### What needs to be done
Read the listing below and copy out every line that holds "Συχνές".

━━━━━ Data excerpts

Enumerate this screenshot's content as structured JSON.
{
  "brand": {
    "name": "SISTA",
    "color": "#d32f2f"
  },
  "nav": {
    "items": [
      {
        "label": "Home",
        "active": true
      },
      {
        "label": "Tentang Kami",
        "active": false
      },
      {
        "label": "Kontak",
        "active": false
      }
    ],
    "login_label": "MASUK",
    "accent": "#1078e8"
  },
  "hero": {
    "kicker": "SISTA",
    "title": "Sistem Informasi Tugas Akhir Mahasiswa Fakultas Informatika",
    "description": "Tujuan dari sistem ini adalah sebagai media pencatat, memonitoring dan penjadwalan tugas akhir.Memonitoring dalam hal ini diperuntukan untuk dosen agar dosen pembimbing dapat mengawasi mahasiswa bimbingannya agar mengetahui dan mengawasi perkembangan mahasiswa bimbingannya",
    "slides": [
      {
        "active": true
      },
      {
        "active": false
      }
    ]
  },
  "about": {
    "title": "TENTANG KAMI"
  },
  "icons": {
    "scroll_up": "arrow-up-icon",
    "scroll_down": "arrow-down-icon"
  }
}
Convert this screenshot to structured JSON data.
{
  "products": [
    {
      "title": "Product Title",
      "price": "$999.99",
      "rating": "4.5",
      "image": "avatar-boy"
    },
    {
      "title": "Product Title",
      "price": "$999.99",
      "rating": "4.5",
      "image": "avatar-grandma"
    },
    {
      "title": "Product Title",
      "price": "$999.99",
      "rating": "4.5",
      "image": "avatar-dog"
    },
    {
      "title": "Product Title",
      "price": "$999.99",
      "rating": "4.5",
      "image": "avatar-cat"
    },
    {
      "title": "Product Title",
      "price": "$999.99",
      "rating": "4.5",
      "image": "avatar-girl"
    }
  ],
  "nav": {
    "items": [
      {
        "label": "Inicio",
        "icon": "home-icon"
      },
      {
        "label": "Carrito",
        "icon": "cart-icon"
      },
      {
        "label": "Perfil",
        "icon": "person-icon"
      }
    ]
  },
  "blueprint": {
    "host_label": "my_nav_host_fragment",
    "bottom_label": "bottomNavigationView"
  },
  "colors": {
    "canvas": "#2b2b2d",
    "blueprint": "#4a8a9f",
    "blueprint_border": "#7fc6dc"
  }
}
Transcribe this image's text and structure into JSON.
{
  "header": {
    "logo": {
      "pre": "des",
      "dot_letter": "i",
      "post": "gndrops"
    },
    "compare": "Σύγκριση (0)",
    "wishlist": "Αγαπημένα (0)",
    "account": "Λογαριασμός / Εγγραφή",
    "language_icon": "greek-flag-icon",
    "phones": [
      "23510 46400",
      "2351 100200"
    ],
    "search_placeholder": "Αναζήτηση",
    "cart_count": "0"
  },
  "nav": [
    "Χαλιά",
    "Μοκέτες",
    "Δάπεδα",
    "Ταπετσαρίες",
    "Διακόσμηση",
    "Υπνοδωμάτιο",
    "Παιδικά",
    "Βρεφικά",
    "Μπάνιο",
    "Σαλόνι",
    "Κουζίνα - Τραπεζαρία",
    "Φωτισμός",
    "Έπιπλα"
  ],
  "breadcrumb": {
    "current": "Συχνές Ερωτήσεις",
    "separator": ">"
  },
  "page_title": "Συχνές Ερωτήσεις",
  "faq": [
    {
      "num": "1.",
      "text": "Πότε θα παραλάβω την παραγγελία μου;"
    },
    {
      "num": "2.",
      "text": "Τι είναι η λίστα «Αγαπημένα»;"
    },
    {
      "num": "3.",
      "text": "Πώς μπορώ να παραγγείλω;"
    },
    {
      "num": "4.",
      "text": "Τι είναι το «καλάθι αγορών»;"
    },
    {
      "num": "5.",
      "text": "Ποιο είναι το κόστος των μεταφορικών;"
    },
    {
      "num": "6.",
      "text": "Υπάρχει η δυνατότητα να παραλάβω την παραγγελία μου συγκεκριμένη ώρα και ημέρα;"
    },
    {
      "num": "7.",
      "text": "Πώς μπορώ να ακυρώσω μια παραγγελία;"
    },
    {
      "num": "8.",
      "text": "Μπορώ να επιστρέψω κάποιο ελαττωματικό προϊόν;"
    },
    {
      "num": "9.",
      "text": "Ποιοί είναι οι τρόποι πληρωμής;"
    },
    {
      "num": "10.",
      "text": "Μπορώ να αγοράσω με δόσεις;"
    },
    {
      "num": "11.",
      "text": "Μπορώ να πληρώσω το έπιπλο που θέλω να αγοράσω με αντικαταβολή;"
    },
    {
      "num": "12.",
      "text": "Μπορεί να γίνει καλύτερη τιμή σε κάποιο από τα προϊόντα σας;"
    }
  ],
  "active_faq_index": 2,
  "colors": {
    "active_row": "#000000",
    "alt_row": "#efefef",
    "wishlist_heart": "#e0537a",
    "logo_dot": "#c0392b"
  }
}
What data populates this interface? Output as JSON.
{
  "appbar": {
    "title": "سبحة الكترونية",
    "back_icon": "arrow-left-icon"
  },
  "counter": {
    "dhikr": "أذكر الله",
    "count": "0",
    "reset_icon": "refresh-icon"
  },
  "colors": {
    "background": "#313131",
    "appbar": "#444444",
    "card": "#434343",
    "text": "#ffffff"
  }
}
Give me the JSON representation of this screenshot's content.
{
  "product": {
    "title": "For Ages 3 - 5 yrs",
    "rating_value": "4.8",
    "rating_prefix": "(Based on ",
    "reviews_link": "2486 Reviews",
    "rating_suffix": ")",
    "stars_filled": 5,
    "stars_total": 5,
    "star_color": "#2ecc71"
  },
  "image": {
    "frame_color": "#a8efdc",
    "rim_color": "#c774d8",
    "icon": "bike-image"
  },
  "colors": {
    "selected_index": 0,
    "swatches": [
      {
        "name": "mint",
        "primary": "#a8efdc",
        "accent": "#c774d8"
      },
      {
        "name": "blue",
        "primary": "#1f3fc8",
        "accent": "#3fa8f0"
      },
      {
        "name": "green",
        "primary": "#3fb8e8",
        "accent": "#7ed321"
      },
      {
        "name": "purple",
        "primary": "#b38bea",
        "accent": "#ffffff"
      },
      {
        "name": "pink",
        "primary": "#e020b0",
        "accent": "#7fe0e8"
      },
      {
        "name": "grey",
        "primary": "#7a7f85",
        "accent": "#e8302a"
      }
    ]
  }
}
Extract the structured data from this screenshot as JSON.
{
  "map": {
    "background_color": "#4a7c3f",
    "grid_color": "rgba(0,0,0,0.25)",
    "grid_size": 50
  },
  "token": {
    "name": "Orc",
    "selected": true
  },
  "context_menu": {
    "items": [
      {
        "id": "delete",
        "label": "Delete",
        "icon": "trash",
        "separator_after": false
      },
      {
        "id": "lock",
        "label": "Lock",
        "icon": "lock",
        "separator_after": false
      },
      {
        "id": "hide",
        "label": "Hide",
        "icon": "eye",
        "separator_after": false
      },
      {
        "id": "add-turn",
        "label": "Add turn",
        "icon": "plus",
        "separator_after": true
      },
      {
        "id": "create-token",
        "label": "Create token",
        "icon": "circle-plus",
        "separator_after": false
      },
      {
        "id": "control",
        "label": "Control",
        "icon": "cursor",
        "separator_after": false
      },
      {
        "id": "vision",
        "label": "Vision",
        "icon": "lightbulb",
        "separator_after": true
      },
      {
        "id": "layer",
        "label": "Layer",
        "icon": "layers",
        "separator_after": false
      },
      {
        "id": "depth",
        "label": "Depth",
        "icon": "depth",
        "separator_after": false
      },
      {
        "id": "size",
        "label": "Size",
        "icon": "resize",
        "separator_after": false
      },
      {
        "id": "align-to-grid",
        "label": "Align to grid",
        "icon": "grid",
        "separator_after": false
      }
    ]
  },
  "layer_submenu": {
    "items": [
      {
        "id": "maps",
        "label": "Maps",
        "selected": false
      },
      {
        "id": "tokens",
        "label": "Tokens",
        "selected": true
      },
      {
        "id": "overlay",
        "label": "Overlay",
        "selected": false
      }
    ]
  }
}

━━━━━━━━━━

### The result
    "current": "Συχνές Ερωτήσεις",
  "page_title": "Συχνές Ερωτήσεις",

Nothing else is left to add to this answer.